## start DATASET ENTRIES
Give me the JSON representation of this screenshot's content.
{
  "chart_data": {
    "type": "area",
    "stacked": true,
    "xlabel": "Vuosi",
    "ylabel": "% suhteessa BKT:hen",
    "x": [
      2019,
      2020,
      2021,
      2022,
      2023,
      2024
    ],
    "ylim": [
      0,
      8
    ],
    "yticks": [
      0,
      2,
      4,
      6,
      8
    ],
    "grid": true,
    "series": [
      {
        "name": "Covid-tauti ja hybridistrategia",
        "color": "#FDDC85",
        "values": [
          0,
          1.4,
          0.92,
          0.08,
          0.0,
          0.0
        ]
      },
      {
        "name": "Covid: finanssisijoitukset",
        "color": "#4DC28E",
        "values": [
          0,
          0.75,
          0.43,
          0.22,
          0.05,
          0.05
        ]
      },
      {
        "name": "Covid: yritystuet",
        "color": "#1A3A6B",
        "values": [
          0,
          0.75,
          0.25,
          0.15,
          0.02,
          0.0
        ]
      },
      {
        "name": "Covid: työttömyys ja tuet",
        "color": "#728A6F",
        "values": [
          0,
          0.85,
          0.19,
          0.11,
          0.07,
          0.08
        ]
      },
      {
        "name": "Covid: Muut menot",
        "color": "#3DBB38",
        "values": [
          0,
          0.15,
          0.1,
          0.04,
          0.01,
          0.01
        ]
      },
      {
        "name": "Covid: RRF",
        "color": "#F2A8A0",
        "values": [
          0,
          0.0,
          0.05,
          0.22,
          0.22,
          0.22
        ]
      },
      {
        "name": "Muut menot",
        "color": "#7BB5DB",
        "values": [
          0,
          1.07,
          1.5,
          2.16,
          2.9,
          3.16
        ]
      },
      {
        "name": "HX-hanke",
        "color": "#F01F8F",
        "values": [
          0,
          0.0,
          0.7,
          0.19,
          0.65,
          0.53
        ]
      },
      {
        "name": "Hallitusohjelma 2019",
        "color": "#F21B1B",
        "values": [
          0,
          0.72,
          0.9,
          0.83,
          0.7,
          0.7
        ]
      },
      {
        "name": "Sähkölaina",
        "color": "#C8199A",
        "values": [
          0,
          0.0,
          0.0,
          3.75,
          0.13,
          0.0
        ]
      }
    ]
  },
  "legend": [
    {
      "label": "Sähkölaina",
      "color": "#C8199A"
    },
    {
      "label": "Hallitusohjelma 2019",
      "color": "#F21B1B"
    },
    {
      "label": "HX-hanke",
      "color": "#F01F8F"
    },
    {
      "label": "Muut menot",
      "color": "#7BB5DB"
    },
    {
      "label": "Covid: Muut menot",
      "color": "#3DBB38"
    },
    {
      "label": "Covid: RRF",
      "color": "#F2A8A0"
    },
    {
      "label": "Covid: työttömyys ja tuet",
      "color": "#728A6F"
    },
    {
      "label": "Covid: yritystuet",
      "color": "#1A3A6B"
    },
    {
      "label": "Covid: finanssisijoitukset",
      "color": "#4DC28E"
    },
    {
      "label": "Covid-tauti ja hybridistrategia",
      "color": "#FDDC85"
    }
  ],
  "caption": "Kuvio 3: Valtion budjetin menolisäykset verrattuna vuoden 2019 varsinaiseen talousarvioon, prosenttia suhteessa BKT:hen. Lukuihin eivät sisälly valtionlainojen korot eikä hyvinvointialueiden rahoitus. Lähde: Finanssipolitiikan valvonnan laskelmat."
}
## end DATASET ENTRIES
DIRECTIONS FOR THIS TASK:
Using the listing above, retype each line exactly.

THE OUTPUT:
Give me the JSON representation of this screenshot's content.
{
  "chart_data": {
    "type": "area",
    "stacked": true,
    "xlabel": "Vuosi",
    "ylabel": "% suhteessa BKT:hen",
    "x": [
      2019,
      2020,
      2021,
      2022,
      2023,
      2024
    ],
    "ylim": [
      0,
      8
    ],
    "yticks": [
      0,
      2,
      4,
      6,
      8
    ],
    "grid": true,
    "series": [
      {
        "name": "Covid-tauti ja hybridistrategia",
        "color": "#FDDC85",
        "values": [
          0,
          1.4,
          0.92,
          0.08,
          0.0,
          0.0
        ]
      },
      {
        "name": "Covid: finanssisijoitukset",
        "color": "#4DC28E",
        "values": [
          0,
          0.75,
          0.43,
          0.22,
          0.05,
          0.05
        ]
      },
      {
        "name": "Covid: yritystuet",
        "color": "#1A3A6B",
        "values": [
          0,
          0.75,
          0.25,
          0.15,
          0.02,
          0.0
        ]
      },
      {
        "name": "Covid: työttömyys ja tuet",
        "color": "#728A6F",
        "values": [
          0,
          0.85,
          0.19,
          0.11,
          0.07,
          0.08
        ]
      },
      {
        "name": "Covid: Muut menot",
        "color": "#3DBB38",
        "values": [
          0,
          0.15,
          0.1,
          0.04,
          0.01,
          0.01
        ]
      },
      {
        "name": "Covid: RRF",
        "color": "#F2A8A0",
        "values": [
          0,
          0.0,
          0.05,
          0.22,
          0.22,
          0.22
        ]
      },
      {
        "name": "Muut menot",
        "color": "#7BB5DB",
        "values": [
          0,
          1.07,
          1.5,
          2.16,
          2.9,
          3.16
        ]
      },
      {
        "name": "HX-hanke",
        "color": "#F01F8F",
        "values": [
          0,
          0.0,
          0.7,
          0.19,
          0.65,
          0.53
        ]
      },
      {
        "name": "Hallitusohjelma 2019",
        "color": "#F21B1B",
        "values": [
          0,
          0.72,
          0.9,
          0.83,
          0.7,
          0.7
        ]
      },
      {
        "name": "Sähkölaina",
        "color": "#C8199A",
        "values": [
          0,
          0.0,
          0.0,
          3.75,
          0.13,
          0.0
        ]
      }
    ]
  },
  "legend": [
    {
      "label": "Sähkölaina",
      "color": "#C8199A"
    },
    {
      "label": "Hallitusohjelma 2019",
      "color": "#F21B1B"
    },
    {
      "label": "HX-hanke",
      "color": "#F01F8F"
    },
    {
      "label": "Muut menot",
      "color": "#7BB5DB"
    },
    {
      "label": "Covid: Muut menot",
      "color": "#3DBB38"
    },
    {
      "label": "Covid: RRF",
      "color": "#F2A8A0"
    },
    {
      "label": "Covid: työttömyys ja tuet",
      "color": "#728A6F"
    },
    {
      "label": "Covid: yritystuet",
      "color": "#1A3A6B"
    },
    {
      "label": "Covid: finanssisijoitukset",
      "color": "#4DC28E"
    },
    {
      "label": "Covid-tauti ja hybridistrategia",
      "color": "#FDDC85"
    }
  ],
  "caption": "Kuvio 3: Valtion budjetin menolisäykset verrattuna vuoden 2019 varsinaiseen talousarvioon, prosenttia suhteessa BKT:hen. Lukuihin eivät sisälly valtionlainojen korot eikä hyvinvointialueiden rahoitus. Lähde: Finanssipolitiikan valvonnan laskelmat."
}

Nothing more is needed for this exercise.